_GIVEN INSTRUCTION_:
Find each line that has the string "maľuje" and give the total, with nothing else.

## START RECORDED DATA

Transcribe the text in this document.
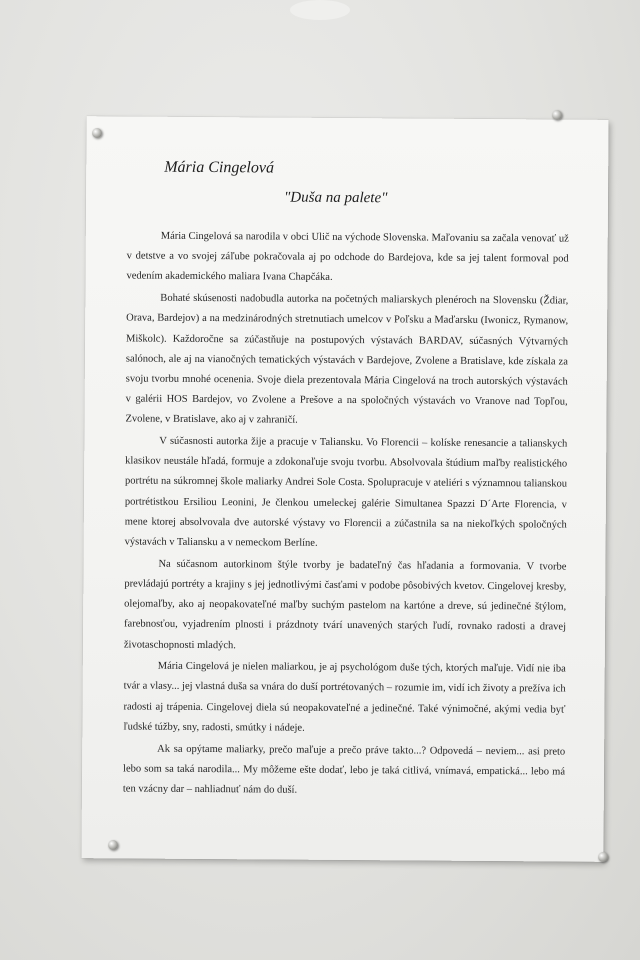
Mária Cingelová
"Duša na palete"

Mária Cingelová sa narodila v obci Ulič na východe Slovenska. Maľovaniu sa začala venovať už v detstve a vo svojej záľube pokračovala aj po odchode do Bardejova, kde sa jej talent formoval pod vedením akademického maliara Ivana Chapčáka.

Bohaté skúsenosti nadobudla autorka na početných maliarskych plenéroch na Slovensku (Ždiar, Orava, Bardejov) a na medzinárodných stretnutiach umelcov v Poľsku a Maďarsku (Iwonicz, Rymanow, Miškolc). Každoročne sa zúčastňuje na postupových výstavách BARDAV, súčasných Výtvarných salónoch, ale aj na vianočných tematických výstavách v Bardejove, Zvolene a Bratislave, kde získala za svoju tvorbu mnohé ocenenia. Svoje diela prezentovala Mária Cingelová na troch autorských výstavách v galérii HOS Bardejov, vo Zvolene a Prešove a na spoločných výstavách vo Vranove nad Topľou, Zvolene, v Bratislave, ako aj v zahraničí.

V súčasnosti autorka žije a pracuje v Taliansku. Vo Florencii – kolíske renesancie a talianskych klasikov neustále hľadá, formuje a zdokonaľuje svoju tvorbu. Absolvovala štúdium maľby realistického portrétu na súkromnej škole maliarky Andrei Sole Costa. Spolupracuje v ateliéri s významnou talianskou portrétistkou Ersiliou Leonini, Je členkou umeleckej galérie Simultanea Spazzi D´Arte Florencia, v mene ktorej absolvovala dve autorské výstavy vo Florencii a zúčastnila sa na niekoľkých spoločných výstavách v Taliansku a v nemeckom Berlíne.

Na súčasnom autorkinom štýle tvorby je badateľný čas hľadania a formovania. V tvorbe prevládajú portréty a krajiny s jej jednotlivými časťami v podobe pôsobivých kvetov. Cingelovej kresby, olejomaľby, ako aj neopakovateľné maľby suchým pastelom na kartóne a dreve, sú jedinečné štýlom, farebnosťou, vyjadrením plnosti i prázdnoty tvárí unavených starých ľudí, rovnako radosti a dravej životaschopnosti mladých.

Mária Cingelová je nielen maliarkou, je aj psychológom duše tých, ktorých maľuje. Vidí nie iba tvár a vlasy... jej vlastná duša sa vnára do duší portrétovaných – rozumie im, vidí ich životy a prežíva ich radosti aj trápenia. Cingelovej diela sú neopakovateľné a jedinečné. Také výnimočné, akými vedia byť ľudské túžby, sny, radosti, smútky i nádeje.

Ak sa opýtame maliarky, prečo maľuje a prečo práve takto...? Odpovedá – neviem... asi preto lebo som sa taká narodila... My môžeme ešte dodať, lebo je taká citlivá, vnímavá, empatická... lebo má ten vzácny dar – nahliadnuť nám do duší.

## END RECORDED DATA

_TASK OUTPUT_:
2